▶ _Working data_:

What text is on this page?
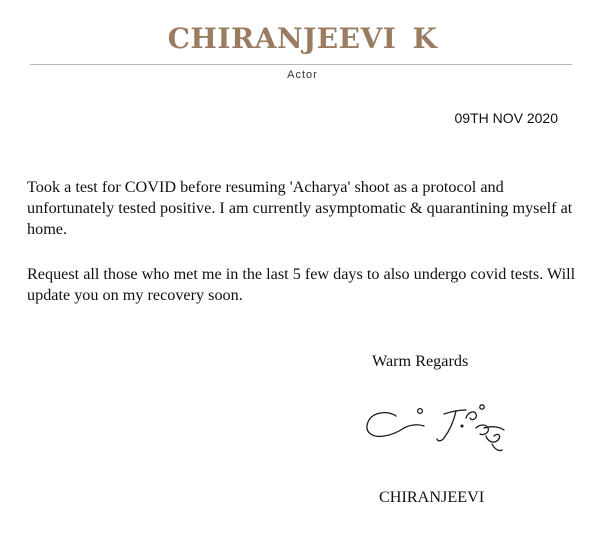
CHIRANJEEVI K
Actor
09TH NOV 2020

Took a test for COVID before resuming 'Acharya' shoot as a protocol and unfortunately tested positive. I am currently asymptomatic & quarantining myself at home.

Request all those who met me in the last 5 few days to also undergo covid tests. Will update you on my recovery soon.

Warm Regards
CHIRANJEEVI
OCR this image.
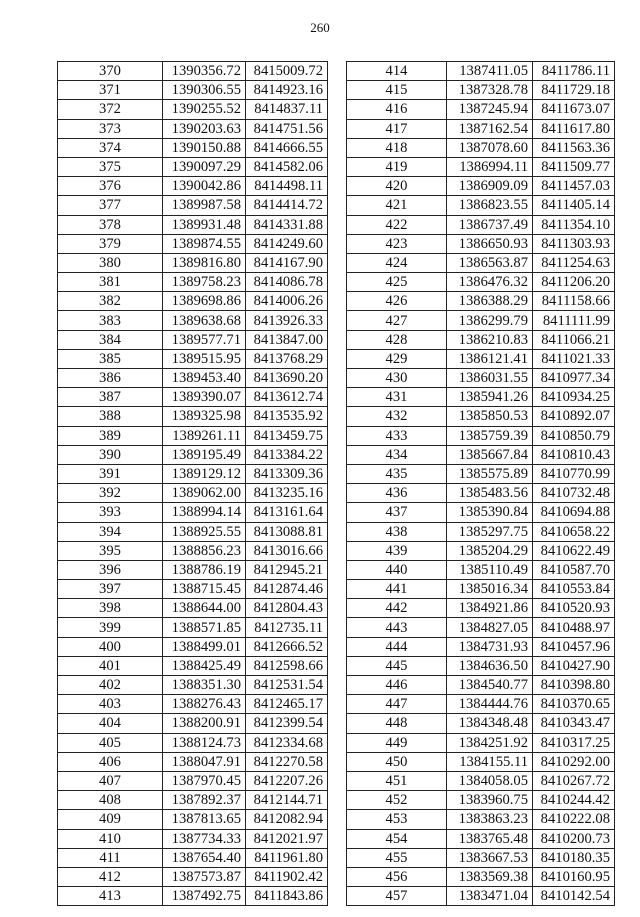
260
370	1390356.72	8415009.72
371	1390306.55	8414923.16
372	1390255.52	8414837.11
373	1390203.63	8414751.56
374	1390150.88	8414666.55
375	1390097.29	8414582.06
376	1390042.86	8414498.11
377	1389987.58	8414414.72
378	1389931.48	8414331.88
379	1389874.55	8414249.60
380	1389816.80	8414167.90
381	1389758.23	8414086.78
382	1389698.86	8414006.26
383	1389638.68	8413926.33
384	1389577.71	8413847.00
385	1389515.95	8413768.29
386	1389453.40	8413690.20
387	1389390.07	8413612.74
388	1389325.98	8413535.92
389	1389261.11	8413459.75
390	1389195.49	8413384.22
391	1389129.12	8413309.36
392	1389062.00	8413235.16
393	1388994.14	8413161.64
394	1388925.55	8413088.81
395	1388856.23	8413016.66
396	1388786.19	8412945.21
397	1388715.45	8412874.46
398	1388644.00	8412804.43
399	1388571.85	8412735.11
400	1388499.01	8412666.52
401	1388425.49	8412598.66
402	1388351.30	8412531.54
403	1388276.43	8412465.17
404	1388200.91	8412399.54
405	1388124.73	8412334.68
406	1388047.91	8412270.58
407	1387970.45	8412207.26
408	1387892.37	8412144.71
409	1387813.65	8412082.94
410	1387734.33	8412021.97
411	1387654.40	8411961.80
412	1387573.87	8411902.42
413	1387492.75	8411843.86
414	1387411.05	8411786.11
415	1387328.78	8411729.18
416	1387245.94	8411673.07
417	1387162.54	8411617.80
418	1387078.60	8411563.36
419	1386994.11	8411509.77
420	1386909.09	8411457.03
421	1386823.55	8411405.14
422	1386737.49	8411354.10
423	1386650.93	8411303.93
424	1386563.87	8411254.63
425	1386476.32	8411206.20
426	1386388.29	8411158.66
427	1386299.79	8411111.99
428	1386210.83	8411066.21
429	1386121.41	8411021.33
430	1386031.55	8410977.34
431	1385941.26	8410934.25
432	1385850.53	8410892.07
433	1385759.39	8410850.79
434	1385667.84	8410810.43
435	1385575.89	8410770.99
436	1385483.56	8410732.48
437	1385390.84	8410694.88
438	1385297.75	8410658.22
439	1385204.29	8410622.49
440	1385110.49	8410587.70
441	1385016.34	8410553.84
442	1384921.86	8410520.93
443	1384827.05	8410488.97
444	1384731.93	8410457.96
445	1384636.50	8410427.90
446	1384540.77	8410398.80
447	1384444.76	8410370.65
448	1384348.48	8410343.47
449	1384251.92	8410317.25
450	1384155.11	8410292.00
451	1384058.05	8410267.72
452	1383960.75	8410244.42
453	1383863.23	8410222.08
454	1383765.48	8410200.73
455	1383667.53	8410180.35
456	1383569.38	8410160.95
457	1383471.04	8410142.54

▶ _Aim of the exercise_: Return each line exactly as written. Any picture gets left out.

▶ _Exercise result_:
What text is on this page?
CHIRANJEEVI K
Actor
09TH NOV 2020

Took a test for COVID before resuming 'Acharya' shoot as a protocol and unfortunately tested positive. I am currently asymptomatic & quarantining myself at home.

Request all those who met me in the last 5 few days to also undergo covid tests. Will update you on my recovery soon.

Warm Regards
CHIRANJEEVI
OCR this image.
260
370	1390356.72	8415009.72
371	1390306.55	8414923.16
372	1390255.52	8414837.11
373	1390203.63	8414751.56
374	1390150.88	8414666.55
375	1390097.29	8414582.06
376	1390042.86	8414498.11
377	1389987.58	8414414.72
378	1389931.48	8414331.88
379	1389874.55	8414249.60
380	1389816.80	8414167.90
381	1389758.23	8414086.78
382	1389698.86	8414006.26
383	1389638.68	8413926.33
384	1389577.71	8413847.00
385	1389515.95	8413768.29
386	1389453.40	8413690.20
387	1389390.07	8413612.74
388	1389325.98	8413535.92
389	1389261.11	8413459.75
390	1389195.49	8413384.22
391	1389129.12	8413309.36
392	1389062.00	8413235.16
393	1388994.14	8413161.64
394	1388925.55	8413088.81
395	1388856.23	8413016.66
396	1388786.19	8412945.21
397	1388715.45	8412874.46
398	1388644.00	8412804.43
399	1388571.85	8412735.11
400	1388499.01	8412666.52
401	1388425.49	8412598.66
402	1388351.30	8412531.54
403	1388276.43	8412465.17
404	1388200.91	8412399.54
405	1388124.73	8412334.68
406	1388047.91	8412270.58
407	1387970.45	8412207.26
408	1387892.37	8412144.71
409	1387813.65	8412082.94
410	1387734.33	8412021.97
411	1387654.40	8411961.80
412	1387573.87	8411902.42
413	1387492.75	8411843.86
414	1387411.05	8411786.11
415	1387328.78	8411729.18
416	1387245.94	8411673.07
417	1387162.54	8411617.80
418	1387078.60	8411563.36
419	1386994.11	8411509.77
420	1386909.09	8411457.03
421	1386823.55	8411405.14
422	1386737.49	8411354.10
423	1386650.93	8411303.93
424	1386563.87	8411254.63
425	1386476.32	8411206.20
426	1386388.29	8411158.66
427	1386299.79	8411111.99
428	1386210.83	8411066.21
429	1386121.41	8411021.33
430	1386031.55	8410977.34
431	1385941.26	8410934.25
432	1385850.53	8410892.07
433	1385759.39	8410850.79
434	1385667.84	8410810.43
435	1385575.89	8410770.99
436	1385483.56	8410732.48
437	1385390.84	8410694.88
438	1385297.75	8410658.22
439	1385204.29	8410622.49
440	1385110.49	8410587.70
441	1385016.34	8410553.84
442	1384921.86	8410520.93
443	1384827.05	8410488.97
444	1384731.93	8410457.96
445	1384636.50	8410427.90
446	1384540.77	8410398.80
447	1384444.76	8410370.65
448	1384348.48	8410343.47
449	1384251.92	8410317.25
450	1384155.11	8410292.00
451	1384058.05	8410267.72
452	1383960.75	8410244.42
453	1383863.23	8410222.08
454	1383765.48	8410200.73
455	1383667.53	8410180.35
456	1383569.38	8410160.95
457	1383471.04	8410142.54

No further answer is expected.